Supplied information:
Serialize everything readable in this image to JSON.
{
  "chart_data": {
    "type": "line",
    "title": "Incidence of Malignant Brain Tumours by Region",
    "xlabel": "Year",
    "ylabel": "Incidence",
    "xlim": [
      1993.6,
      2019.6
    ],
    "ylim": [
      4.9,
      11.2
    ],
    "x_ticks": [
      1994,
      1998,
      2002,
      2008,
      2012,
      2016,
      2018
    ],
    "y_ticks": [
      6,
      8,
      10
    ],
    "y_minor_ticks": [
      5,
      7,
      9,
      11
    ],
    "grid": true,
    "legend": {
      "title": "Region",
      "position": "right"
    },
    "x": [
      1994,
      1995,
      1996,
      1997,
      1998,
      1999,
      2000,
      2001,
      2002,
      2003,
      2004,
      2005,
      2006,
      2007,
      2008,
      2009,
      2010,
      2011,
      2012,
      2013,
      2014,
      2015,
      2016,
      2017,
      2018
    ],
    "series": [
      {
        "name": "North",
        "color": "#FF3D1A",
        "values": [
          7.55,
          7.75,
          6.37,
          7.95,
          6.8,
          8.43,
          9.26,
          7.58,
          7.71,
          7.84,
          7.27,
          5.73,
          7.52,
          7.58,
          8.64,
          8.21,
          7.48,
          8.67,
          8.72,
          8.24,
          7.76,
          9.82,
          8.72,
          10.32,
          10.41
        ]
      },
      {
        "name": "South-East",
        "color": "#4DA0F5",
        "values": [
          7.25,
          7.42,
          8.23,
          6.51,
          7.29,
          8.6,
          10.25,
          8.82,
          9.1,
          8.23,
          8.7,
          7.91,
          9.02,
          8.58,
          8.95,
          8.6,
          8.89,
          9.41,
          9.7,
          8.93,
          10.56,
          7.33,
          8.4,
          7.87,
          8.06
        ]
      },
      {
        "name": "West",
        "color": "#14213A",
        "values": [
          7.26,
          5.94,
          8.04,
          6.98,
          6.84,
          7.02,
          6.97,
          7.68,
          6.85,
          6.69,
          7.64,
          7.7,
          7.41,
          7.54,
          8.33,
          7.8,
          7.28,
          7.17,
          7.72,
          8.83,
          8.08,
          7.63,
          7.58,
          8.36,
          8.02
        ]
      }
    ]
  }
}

Work required: Return the listing above in its exact form.

Response:
Serialize everything readable in this image to JSON.
{
  "chart_data": {
    "type": "line",
    "title": "Incidence of Malignant Brain Tumours by Region",
    "xlabel": "Year",
    "ylabel": "Incidence",
    "xlim": [
      1993.6,
      2019.6
    ],
    "ylim": [
      4.9,
      11.2
    ],
    "x_ticks": [
      1994,
      1998,
      2002,
      2008,
      2012,
      2016,
      2018
    ],
    "y_ticks": [
      6,
      8,
      10
    ],
    "y_minor_ticks": [
      5,
      7,
      9,
      11
    ],
    "grid": true,
    "legend": {
      "title": "Region",
      "position": "right"
    },
    "x": [
      1994,
      1995,
      1996,
      1997,
      1998,
      1999,
      2000,
      2001,
      2002,
      2003,
      2004,
      2005,
      2006,
      2007,
      2008,
      2009,
      2010,
      2011,
      2012,
      2013,
      2014,
      2015,
      2016,
      2017,
      2018
    ],
    "series": [
      {
        "name": "North",
        "color": "#FF3D1A",
        "values": [
          7.55,
          7.75,
          6.37,
          7.95,
          6.8,
          8.43,
          9.26,
          7.58,
          7.71,
          7.84,
          7.27,
          5.73,
          7.52,
          7.58,
          8.64,
          8.21,
          7.48,
          8.67,
          8.72,
          8.24,
          7.76,
          9.82,
          8.72,
          10.32,
          10.41
        ]
      },
      {
        "name": "South-East",
        "color": "#4DA0F5",
        "values": [
          7.25,
          7.42,
          8.23,
          6.51,
          7.29,
          8.6,
          10.25,
          8.82,
          9.1,
          8.23,
          8.7,
          7.91,
          9.02,
          8.58,
          8.95,
          8.6,
          8.89,
          9.41,
          9.7,
          8.93,
          10.56,
          7.33,
          8.4,
          7.87,
          8.06
        ]
      },
      {
        "name": "West",
        "color": "#14213A",
        "values": [
          7.26,
          5.94,
          8.04,
          6.98,
          6.84,
          7.02,
          6.97,
          7.68,
          6.85,
          6.69,
          7.64,
          7.7,
          7.41,
          7.54,
          8.33,
          7.8,
          7.28,
          7.17,
          7.72,
          8.83,
          8.08,
          7.63,
          7.58,
          8.36,
          8.02
        ]
      }
    ]
  }
}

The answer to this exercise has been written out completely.